Print the complete set of entries exactly.

### Listing
════

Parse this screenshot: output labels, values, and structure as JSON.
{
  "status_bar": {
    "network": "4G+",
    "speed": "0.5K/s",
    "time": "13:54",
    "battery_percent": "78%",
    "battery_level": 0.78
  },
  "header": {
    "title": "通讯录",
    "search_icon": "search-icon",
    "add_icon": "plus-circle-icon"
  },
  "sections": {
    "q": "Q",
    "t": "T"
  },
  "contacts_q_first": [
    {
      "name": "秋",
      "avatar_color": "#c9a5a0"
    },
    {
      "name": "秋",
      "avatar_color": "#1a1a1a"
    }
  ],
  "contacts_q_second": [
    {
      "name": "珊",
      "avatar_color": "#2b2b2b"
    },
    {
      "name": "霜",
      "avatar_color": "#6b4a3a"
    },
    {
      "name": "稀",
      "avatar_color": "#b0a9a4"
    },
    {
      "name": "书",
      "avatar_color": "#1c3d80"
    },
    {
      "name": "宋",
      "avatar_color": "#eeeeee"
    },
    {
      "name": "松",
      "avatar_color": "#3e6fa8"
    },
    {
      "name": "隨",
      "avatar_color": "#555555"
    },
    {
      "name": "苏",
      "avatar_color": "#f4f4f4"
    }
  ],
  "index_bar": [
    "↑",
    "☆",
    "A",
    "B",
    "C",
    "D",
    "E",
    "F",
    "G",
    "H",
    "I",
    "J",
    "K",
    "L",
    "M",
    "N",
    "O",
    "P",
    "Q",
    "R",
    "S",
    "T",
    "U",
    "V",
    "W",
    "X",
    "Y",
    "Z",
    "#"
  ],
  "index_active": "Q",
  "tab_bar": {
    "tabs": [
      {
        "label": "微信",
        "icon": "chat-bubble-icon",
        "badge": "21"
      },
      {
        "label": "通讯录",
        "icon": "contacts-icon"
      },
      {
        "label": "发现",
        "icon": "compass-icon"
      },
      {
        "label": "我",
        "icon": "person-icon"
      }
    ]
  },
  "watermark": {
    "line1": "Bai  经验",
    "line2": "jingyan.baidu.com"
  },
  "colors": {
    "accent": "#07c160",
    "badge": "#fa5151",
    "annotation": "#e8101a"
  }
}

════

### Response
Parse this screenshot: output labels, values, and structure as JSON.
{
  "status_bar": {
    "network": "4G+",
    "speed": "0.5K/s",
    "time": "13:54",
    "battery_percent": "78%",
    "battery_level": 0.78
  },
  "header": {
    "title": "通讯录",
    "search_icon": "search-icon",
    "add_icon": "plus-circle-icon"
  },
  "sections": {
    "q": "Q",
    "t": "T"
  },
  "contacts_q_first": [
    {
      "name": "秋",
      "avatar_color": "#c9a5a0"
    },
    {
      "name": "秋",
      "avatar_color": "#1a1a1a"
    }
  ],
  "contacts_q_second": [
    {
      "name": "珊",
      "avatar_color": "#2b2b2b"
    },
    {
      "name": "霜",
      "avatar_color": "#6b4a3a"
    },
    {
      "name": "稀",
      "avatar_color": "#b0a9a4"
    },
    {
      "name": "书",
      "avatar_color": "#1c3d80"
    },
    {
      "name": "宋",
      "avatar_color": "#eeeeee"
    },
    {
      "name": "松",
      "avatar_color": "#3e6fa8"
    },
    {
      "name": "隨",
      "avatar_color": "#555555"
    },
    {
      "name": "苏",
      "avatar_color": "#f4f4f4"
    }
  ],
  "index_bar": [
    "↑",
    "☆",
    "A",
    "B",
    "C",
    "D",
    "E",
    "F",
    "G",
    "H",
    "I",
    "J",
    "K",
    "L",
    "M",
    "N",
    "O",
    "P",
    "Q",
    "R",
    "S",
    "T",
    "U",
    "V",
    "W",
    "X",
    "Y",
    "Z",
    "#"
  ],
  "index_active": "Q",
  "tab_bar": {
    "tabs": [
      {
        "label": "微信",
        "icon": "chat-bubble-icon",
        "badge": "21"
      },
      {
        "label": "通讯录",
        "icon": "contacts-icon"
      },
      {
        "label": "发现",
        "icon": "compass-icon"
      },
      {
        "label": "我",
        "icon": "person-icon"
      }
    ]
  },
  "watermark": {
    "line1": "Bai  经验",
    "line2": "jingyan.baidu.com"
  },
  "colors": {
    "accent": "#07c160",
    "badge": "#fa5151",
    "annotation": "#e8101a"
  }
}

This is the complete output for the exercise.